_MATERIALS PROVIDED_:
________

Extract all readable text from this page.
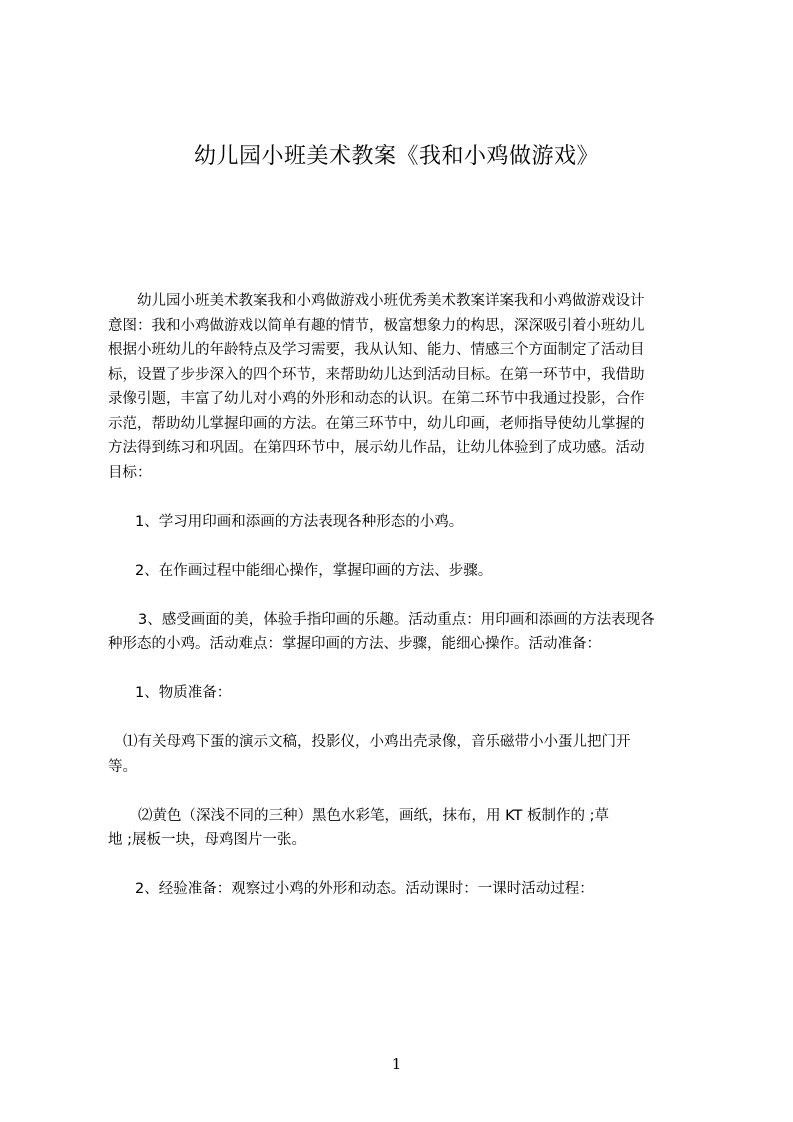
幼儿园小班美术教案《我和小鸡做游戏》
幼儿园小班美术教案我和小鸡做游戏小班优秀美术教案详案我和小鸡做游戏设计
意图：我和小鸡做游戏以简单有趣的情节，极富想象力的构思，深深吸引着小班幼儿
根据小班幼儿的年龄特点及学习需要，我从认知、能力、情感三个方面制定了活动目
标，设置了步步深入的四个环节，来帮助幼儿达到活动目标。在第一环节中，我借助
录像引题，丰富了幼儿对小鸡的外形和动态的认识。在第二环节中我通过投影，合作
示范，帮助幼儿掌握印画的方法。在第三环节中，幼儿印画，老师指导使幼儿掌握的
方法得到练习和巩固。在第四环节中，展示幼儿作品，让幼儿体验到了成功感。活动
目标：
1、学习用印画和添画的方法表现各种形态的小鸡。
2、在作画过程中能细心操作，掌握印画的方法、步骤。
3、感受画面的美，体验手指印画的乐趣。活动重点：用印画和添画的方法表现各
种形态的小鸡。活动难点：掌握印画的方法、步骤，能细心操作。活动准备：
1、物质准备：
⑴有关母鸡下蛋的演示文稿，投影仪，小鸡出壳录像，音乐磁带小小蛋儿把门开
等。
⑵黄色（深浅不同的三种）黑色水彩笔，画纸，抹布，用 KT 板制作的 ;草
地 ;展板一块，母鸡图片一张。
2、经验准备：观察过小鸡的外形和动态。活动课时：一课时活动过程：
1
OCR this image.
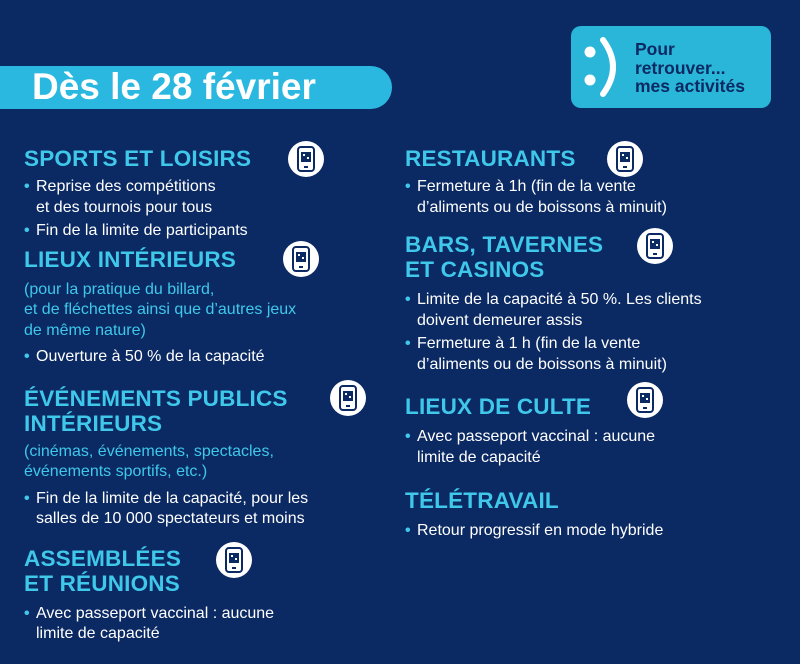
Dès le 28 février
Pour
retrouver...
mes activités
SPORTS ET LOISIRS
• Reprise des compétitions
et des tournois pour tous
• Fin de la limite de participants
LIEUX INTÉRIEURS
(pour la pratique du billard,
et de fléchettes ainsi que d’autres jeux
de même nature)
• Ouverture à 50 % de la capacité
ÉVÉNEMENTS PUBLICS
INTÉRIEURS
(cinémas, événements, spectacles,
événements sportifs, etc.)
• Fin de la limite de la capacité, pour les
salles de 10 000 spectateurs et moins
ASSEMBLÉES
ET RÉUNIONS
• Avec passeport vaccinal : aucune
limite de capacité
RESTAURANTS
• Fermeture à 1h (fin de la vente
d’aliments ou de boissons à minuit)
BARS, TAVERNES
ET CASINOS
• Limite de la capacité à 50 %. Les clients
doivent demeurer assis
• Fermeture à 1 h (fin de la vente
d’aliments ou de boissons à minuit)
LIEUX DE CULTE
• Avec passeport vaccinal : aucune
limite de capacité
TÉLÉTRAVAIL
• Retour progressif en mode hybride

________

_STATED EXERCISE_: Using the records above, select and copy every line that has the word "capacité".

_SOLUTION TO THE PROBLEM_:
• Ouverture à 50 % de la capacité
• Fin de la limite de la capacité, pour les
limite de capacité
• Limite de la capacité à 50 %. Les clients
limite de capacité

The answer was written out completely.